* **Aufgaben**
1 - Beantworten Sie anhand des Forenbeitrags die folgenden Fragen:
(a) Welche Weltsicht vertritt ProfDrVonUndZu nach eigener Angabe?
(b) Aus welcher Bibelstelle stammen die zitierten Weherufe?
(c) Zu welcher Geschichte passen diese Worte laut dem Beitrag?
2 - Geben Sie aus dem Forenbeitrag den Abschnitt von „Alle Gläubigen sind“ bis „mal ignoriert werden.“ wortgetreu wieder.

Beitrag von ProfDrVonUndZu »

Hiob hat geschrieben: Sa 12. Feb 2022, 08:55
ProfDrVonUndZu hat geschrieben: Sa 12. Feb 2022, 02:28 aber so wie man vom Wollen noch nicht auf Sein und Werden schließen kann, so eben auch nicht vom Können aufs Tun.
Richtig. - Trotzdem scheint mir der Punkt woanders zu sein, nämlich in der Definition von "Fügung", die in der Regel unzureichend verstanden wird.
Verstehst du es denn richtig ? Ich bin eher der Vertreter einer kontingenten Weltsicht bei gleichzeitiger Pfadabhängigkeit. Ich halte das für den besseren Kompromiss, als die Sicht einer vollkommen determinierten Geschichte.
Hiob hat geschrieben: Sa 12. Feb 2022, 08:55
ProfDrVonUndZu hat geschrieben: Sa 12. Feb 2022, 02:28 Aber es war nicht für ihn bestimmt. Weder das Verstehen, noch das Erleben der Erfüllung. Zu keinem anderem Propheten wird das so deutlich gesagt.
Da wäre jetzt die Frage, warum. - Instinktiv: Es gibt Schicksale, die unvollendeter Natur sind, aber trotzdem wertvoll sind. Vielleicht ist Daniel eine Allegorie dafür.
Alle Gläubigen sind unvollendet. Sie haben in diesem Leben noch nicht das erlangt, wonach sie sich sehnen. Jesus sagt da ganz eindringliche Worte, die ganz gern mal ignoriert werden.
Lukas 6,24 Aber wehe euch Reichen, denn ihr habt euren Trost dahin.
25 Wehe euch, die ihr voll seid, denn ihr werdet hungern. Wehe euch, die ihr jetzt lachet, denn ihr werdet trauern und weinen.
26 Wehe, wenn alle Menschen wohl von euch reden; denn desgleichen taten ihre Väter den falschen Propheten
Passt nicht nur zufällig zur Geschichte von Lazarus und dem Reichen.
Hiob hat geschrieben: Sa 12. Feb 2022, 08:55
ProfDrVonUndZu hat geschrieben: Sa 12. Feb 2022, 02:28 Der historische Abraham allerdings kannte überhaupt keinen Mose, noch sein Gesetz oder die Schriften der Propheten.
Wenn es der Geistleib-Abraham ist, dann schon.

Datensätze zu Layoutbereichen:
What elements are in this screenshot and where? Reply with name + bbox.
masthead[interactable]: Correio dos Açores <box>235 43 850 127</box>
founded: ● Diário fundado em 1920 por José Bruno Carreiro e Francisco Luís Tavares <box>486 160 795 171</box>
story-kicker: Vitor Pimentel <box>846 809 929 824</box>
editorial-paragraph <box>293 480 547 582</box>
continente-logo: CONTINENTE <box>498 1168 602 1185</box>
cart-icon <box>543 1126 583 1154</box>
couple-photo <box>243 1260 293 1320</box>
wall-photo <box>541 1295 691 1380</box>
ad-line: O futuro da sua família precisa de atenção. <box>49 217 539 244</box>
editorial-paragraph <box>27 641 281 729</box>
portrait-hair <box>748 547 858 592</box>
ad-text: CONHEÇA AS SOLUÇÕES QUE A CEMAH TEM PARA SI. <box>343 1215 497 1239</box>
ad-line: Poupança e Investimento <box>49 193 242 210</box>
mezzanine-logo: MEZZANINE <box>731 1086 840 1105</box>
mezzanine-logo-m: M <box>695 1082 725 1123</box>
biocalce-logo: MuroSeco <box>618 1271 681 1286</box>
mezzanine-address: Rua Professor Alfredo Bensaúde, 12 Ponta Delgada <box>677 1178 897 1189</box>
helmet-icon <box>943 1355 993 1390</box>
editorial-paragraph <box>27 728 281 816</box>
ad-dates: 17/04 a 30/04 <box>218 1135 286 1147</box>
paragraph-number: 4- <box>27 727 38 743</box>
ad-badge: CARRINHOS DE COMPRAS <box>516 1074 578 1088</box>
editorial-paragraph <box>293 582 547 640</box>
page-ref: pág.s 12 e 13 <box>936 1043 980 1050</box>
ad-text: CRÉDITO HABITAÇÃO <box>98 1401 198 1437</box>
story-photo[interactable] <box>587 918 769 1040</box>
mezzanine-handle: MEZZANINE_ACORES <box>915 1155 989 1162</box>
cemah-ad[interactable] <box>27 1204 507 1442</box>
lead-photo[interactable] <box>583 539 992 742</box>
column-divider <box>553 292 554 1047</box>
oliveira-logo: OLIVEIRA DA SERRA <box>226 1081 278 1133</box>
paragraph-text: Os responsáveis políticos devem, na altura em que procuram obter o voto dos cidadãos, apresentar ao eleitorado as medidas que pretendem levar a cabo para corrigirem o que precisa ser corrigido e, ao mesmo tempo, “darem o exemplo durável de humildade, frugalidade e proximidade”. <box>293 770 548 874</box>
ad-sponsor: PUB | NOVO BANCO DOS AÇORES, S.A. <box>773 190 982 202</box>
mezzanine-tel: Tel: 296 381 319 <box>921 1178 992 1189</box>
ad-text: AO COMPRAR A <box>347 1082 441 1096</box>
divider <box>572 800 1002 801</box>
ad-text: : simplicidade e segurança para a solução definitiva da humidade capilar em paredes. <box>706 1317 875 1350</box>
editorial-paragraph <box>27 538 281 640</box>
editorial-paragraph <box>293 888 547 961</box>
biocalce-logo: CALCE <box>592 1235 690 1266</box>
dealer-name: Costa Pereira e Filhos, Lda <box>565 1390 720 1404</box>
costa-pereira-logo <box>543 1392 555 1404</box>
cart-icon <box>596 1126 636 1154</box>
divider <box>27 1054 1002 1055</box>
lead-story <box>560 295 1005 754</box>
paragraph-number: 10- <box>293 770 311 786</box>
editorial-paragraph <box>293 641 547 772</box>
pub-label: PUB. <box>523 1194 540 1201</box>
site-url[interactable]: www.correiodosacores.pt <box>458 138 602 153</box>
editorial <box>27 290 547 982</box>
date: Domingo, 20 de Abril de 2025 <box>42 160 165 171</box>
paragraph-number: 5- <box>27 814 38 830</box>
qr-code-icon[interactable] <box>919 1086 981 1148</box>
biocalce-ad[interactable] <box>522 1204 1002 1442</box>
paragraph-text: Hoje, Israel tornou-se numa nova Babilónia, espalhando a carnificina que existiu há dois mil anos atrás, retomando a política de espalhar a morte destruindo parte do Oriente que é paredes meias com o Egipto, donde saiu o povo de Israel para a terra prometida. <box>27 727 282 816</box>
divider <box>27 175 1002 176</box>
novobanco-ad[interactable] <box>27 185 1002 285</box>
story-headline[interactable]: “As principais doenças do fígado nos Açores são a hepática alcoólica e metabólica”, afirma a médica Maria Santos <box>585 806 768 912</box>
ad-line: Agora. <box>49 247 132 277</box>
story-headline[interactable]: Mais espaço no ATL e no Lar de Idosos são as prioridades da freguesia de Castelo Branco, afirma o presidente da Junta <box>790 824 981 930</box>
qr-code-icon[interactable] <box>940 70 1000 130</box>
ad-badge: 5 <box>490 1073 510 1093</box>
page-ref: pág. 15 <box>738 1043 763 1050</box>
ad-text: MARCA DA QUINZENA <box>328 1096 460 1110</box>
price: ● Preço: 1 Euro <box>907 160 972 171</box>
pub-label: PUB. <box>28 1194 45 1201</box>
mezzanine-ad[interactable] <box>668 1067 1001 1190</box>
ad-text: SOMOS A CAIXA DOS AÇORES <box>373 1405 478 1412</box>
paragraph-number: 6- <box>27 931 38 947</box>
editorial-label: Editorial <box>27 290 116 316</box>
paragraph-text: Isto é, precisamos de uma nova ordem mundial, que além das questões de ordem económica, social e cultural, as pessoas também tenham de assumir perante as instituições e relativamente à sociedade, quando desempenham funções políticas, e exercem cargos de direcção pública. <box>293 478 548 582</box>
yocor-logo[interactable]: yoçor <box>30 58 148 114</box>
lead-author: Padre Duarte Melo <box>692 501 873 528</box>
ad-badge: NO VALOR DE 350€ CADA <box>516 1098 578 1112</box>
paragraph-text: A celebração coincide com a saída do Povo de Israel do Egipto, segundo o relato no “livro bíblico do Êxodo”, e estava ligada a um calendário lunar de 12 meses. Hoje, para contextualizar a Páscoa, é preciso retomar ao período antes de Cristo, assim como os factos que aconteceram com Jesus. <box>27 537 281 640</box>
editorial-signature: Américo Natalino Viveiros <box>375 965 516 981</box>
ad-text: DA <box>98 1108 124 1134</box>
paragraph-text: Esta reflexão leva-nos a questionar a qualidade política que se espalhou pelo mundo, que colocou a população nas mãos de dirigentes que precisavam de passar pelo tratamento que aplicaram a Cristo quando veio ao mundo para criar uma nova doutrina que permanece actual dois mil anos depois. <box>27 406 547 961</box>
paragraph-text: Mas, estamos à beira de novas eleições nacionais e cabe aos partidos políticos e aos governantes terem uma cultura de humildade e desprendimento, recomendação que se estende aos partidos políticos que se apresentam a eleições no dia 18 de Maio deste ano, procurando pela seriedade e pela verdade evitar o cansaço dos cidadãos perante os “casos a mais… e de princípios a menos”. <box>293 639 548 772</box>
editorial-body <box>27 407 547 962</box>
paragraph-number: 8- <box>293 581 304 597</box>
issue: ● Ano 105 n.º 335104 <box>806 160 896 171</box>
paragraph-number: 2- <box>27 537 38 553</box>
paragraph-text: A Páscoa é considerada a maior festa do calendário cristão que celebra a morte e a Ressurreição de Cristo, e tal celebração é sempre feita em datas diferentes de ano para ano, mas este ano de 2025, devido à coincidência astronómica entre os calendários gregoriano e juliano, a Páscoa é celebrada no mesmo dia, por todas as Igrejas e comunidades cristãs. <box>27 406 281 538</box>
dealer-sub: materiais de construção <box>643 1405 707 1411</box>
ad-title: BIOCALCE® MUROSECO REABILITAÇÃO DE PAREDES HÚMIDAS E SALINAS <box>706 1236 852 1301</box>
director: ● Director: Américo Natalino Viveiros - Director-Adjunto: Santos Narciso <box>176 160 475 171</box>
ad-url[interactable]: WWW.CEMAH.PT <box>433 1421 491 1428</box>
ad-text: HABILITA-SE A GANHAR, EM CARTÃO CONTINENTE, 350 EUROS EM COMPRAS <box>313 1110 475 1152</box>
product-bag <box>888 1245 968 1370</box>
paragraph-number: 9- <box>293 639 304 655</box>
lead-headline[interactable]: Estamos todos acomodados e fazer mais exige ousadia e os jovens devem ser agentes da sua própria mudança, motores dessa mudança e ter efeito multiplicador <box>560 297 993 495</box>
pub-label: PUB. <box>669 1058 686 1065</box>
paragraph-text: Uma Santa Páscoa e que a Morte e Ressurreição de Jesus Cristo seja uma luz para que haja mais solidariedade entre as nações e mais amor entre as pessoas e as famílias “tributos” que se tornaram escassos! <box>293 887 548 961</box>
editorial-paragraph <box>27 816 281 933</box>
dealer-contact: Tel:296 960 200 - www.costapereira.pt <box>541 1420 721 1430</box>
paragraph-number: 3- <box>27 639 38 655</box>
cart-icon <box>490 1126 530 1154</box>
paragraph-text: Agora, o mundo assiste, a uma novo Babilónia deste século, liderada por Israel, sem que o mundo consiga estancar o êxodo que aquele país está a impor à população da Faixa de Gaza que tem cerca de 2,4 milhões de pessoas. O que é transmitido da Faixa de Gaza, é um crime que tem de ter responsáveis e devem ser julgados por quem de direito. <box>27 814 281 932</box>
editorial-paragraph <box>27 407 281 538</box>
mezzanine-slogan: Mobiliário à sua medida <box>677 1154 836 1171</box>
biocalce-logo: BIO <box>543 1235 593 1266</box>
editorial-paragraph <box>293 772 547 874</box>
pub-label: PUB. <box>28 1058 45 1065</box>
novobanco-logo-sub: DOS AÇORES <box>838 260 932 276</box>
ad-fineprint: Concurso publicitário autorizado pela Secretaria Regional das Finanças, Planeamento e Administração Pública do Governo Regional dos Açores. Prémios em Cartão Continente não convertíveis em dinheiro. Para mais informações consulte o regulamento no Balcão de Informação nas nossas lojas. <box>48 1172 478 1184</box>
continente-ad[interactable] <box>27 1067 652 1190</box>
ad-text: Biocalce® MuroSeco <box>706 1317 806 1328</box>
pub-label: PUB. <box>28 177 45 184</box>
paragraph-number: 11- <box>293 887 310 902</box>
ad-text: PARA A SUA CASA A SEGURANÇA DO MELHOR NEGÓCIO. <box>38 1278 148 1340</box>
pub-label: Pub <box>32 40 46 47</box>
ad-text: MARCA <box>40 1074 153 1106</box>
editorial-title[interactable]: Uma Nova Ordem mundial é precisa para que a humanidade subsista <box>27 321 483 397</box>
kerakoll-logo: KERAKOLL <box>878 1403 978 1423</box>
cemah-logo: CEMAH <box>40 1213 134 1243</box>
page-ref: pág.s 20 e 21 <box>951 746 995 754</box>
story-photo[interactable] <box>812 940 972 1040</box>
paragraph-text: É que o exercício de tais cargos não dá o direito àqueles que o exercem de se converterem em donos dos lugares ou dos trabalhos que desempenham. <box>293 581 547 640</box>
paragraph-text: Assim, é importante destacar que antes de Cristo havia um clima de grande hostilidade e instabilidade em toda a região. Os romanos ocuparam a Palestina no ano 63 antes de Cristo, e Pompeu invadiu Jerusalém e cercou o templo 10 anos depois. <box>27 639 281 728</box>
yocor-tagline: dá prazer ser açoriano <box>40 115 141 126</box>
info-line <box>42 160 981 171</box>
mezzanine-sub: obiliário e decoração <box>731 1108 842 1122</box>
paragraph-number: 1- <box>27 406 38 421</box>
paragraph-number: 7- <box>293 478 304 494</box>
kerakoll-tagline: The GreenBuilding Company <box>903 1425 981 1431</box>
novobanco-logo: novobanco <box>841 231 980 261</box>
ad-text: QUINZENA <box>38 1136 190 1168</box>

* **Die Antworten**
1 -
(a) Eine kontingente Weltsicht bei gleichzeitiger Pfadabhängigkeit.
(b) Aus Lukas 6, Verse 24 bis 26.
(c) Zur Geschichte von Lazarus und dem Reichen.

2 -
Alle Gläubigen sind unvollendet. Sie haben in diesem Leben noch nicht das erlangt, wonach sie sich sehnen. Jesus sagt da ganz eindringliche Worte, die ganz gern mal ignoriert werden.